* Stated task *
The listing below must be repeated word for word, with its images excluded.
#####
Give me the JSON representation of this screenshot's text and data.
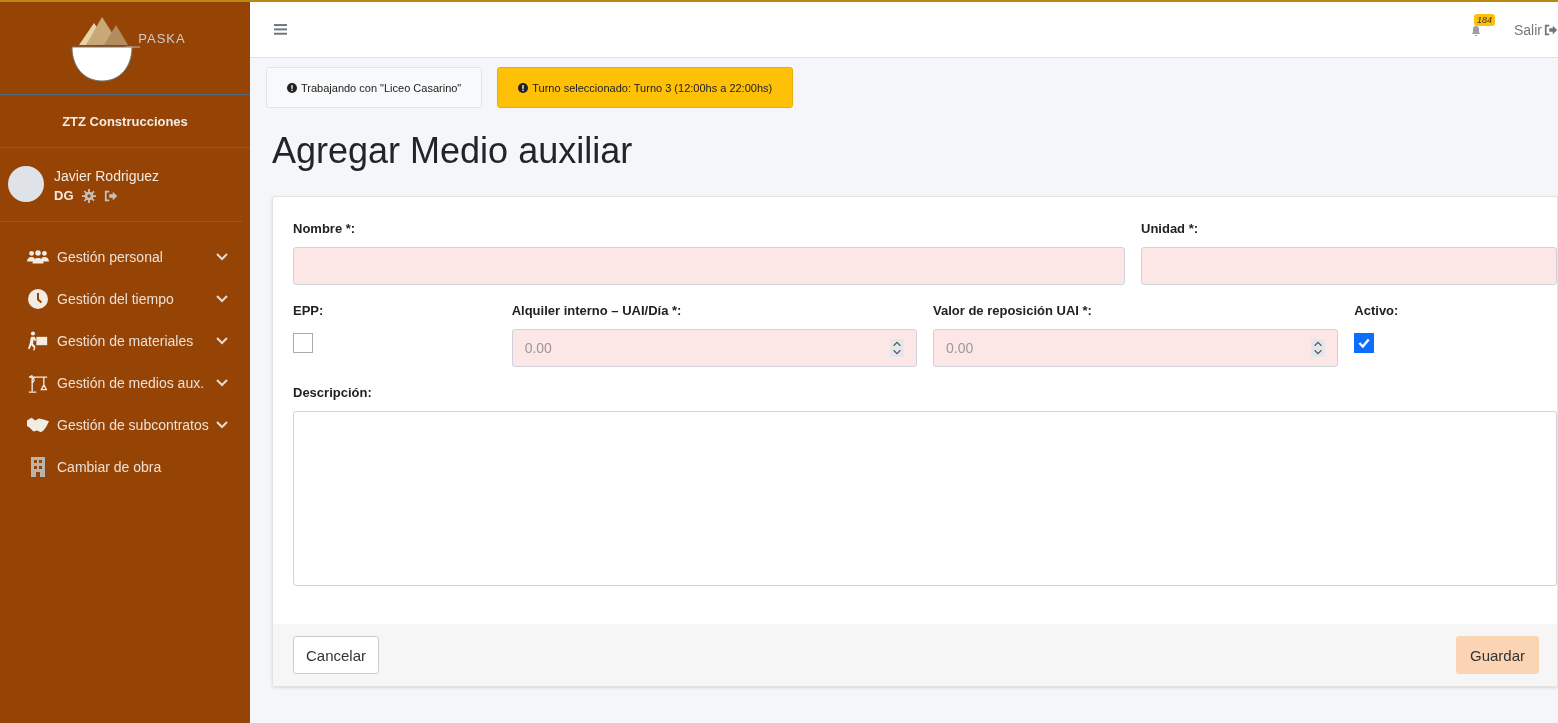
{
  "sidebar": {
    "logo_text": "PASKA",
    "company": "ZTZ Construcciones",
    "user": {
      "name": "Javier Rodriguez",
      "role": "DG"
    },
    "items": [
      {
        "label": "Gestión personal",
        "expandable": true
      },
      {
        "label": "Gestión del tiempo",
        "expandable": true
      },
      {
        "label": "Gestión de materiales",
        "expandable": true
      },
      {
        "label": "Gestión de medios aux.",
        "expandable": true
      },
      {
        "label": "Gestión de subcontratos",
        "expandable": true
      },
      {
        "label": "Cambiar de obra",
        "expandable": false
      }
    ]
  },
  "topbar": {
    "notifications": "184",
    "logout": "Salir"
  },
  "alerts": [
    {
      "text": "Trabajando con \"Liceo Casarino\"",
      "kind": "light"
    },
    {
      "text": "Turno seleccionado: Turno 3 (12:00hs a 22:00hs)",
      "kind": "warning"
    }
  ],
  "page_title": "Agregar Medio auxiliar",
  "form": {
    "rows": [
      [
        {
          "label": "Nombre *:",
          "kind": "text",
          "invalid": true
        },
        {
          "label": "Unidad *:",
          "kind": "text",
          "invalid": true
        }
      ],
      [
        {
          "label": "EPP:",
          "kind": "checkbox",
          "checked": false
        },
        {
          "label": "Alquiler interno – UAI/Día *:",
          "kind": "number",
          "placeholder": "0.00",
          "invalid": true
        },
        {
          "label": "Valor de reposición UAI *:",
          "kind": "number",
          "placeholder": "0.00",
          "invalid": true
        },
        {
          "label": "Activo:",
          "kind": "checkbox",
          "checked": true
        }
      ],
      [
        {
          "label": "Descripción:",
          "kind": "textarea",
          "invalid": false
        }
      ]
    ],
    "buttons": [
      {
        "label": "Cancelar",
        "kind": "secondary"
      },
      {
        "label": "Guardar",
        "kind": "primary"
      }
    ]
  }
}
#####
* Exercise output *
Give me the JSON representation of this screenshot's text and data.
{
  "sidebar": {
    "logo_text": "PASKA",
    "company": "ZTZ Construcciones",
    "user": {
      "name": "Javier Rodriguez",
      "role": "DG"
    },
    "items": [
      {
        "label": "Gestión personal",
        "expandable": true
      },
      {
        "label": "Gestión del tiempo",
        "expandable": true
      },
      {
        "label": "Gestión de materiales",
        "expandable": true
      },
      {
        "label": "Gestión de medios aux.",
        "expandable": true
      },
      {
        "label": "Gestión de subcontratos",
        "expandable": true
      },
      {
        "label": "Cambiar de obra",
        "expandable": false
      }
    ]
  },
  "topbar": {
    "notifications": "184",
    "logout": "Salir"
  },
  "alerts": [
    {
      "text": "Trabajando con \"Liceo Casarino\"",
      "kind": "light"
    },
    {
      "text": "Turno seleccionado: Turno 3 (12:00hs a 22:00hs)",
      "kind": "warning"
    }
  ],
  "page_title": "Agregar Medio auxiliar",
  "form": {
    "rows": [
      [
        {
          "label": "Nombre *:",
          "kind": "text",
          "invalid": true
        },
        {
          "label": "Unidad *:",
          "kind": "text",
          "invalid": true
        }
      ],
      [
        {
          "label": "EPP:",
          "kind": "checkbox",
          "checked": false
        },
        {
          "label": "Alquiler interno – UAI/Día *:",
          "kind": "number",
          "placeholder": "0.00",
          "invalid": true
        },
        {
          "label": "Valor de reposición UAI *:",
          "kind": "number",
          "placeholder": "0.00",
          "invalid": true
        },
        {
          "label": "Activo:",
          "kind": "checkbox",
          "checked": true
        }
      ],
      [
        {
          "label": "Descripción:",
          "kind": "textarea",
          "invalid": false
        }
      ]
    ],
    "buttons": [
      {
        "label": "Cancelar",
        "kind": "secondary"
      },
      {
        "label": "Guardar",
        "kind": "primary"
      }
    ]
  }
}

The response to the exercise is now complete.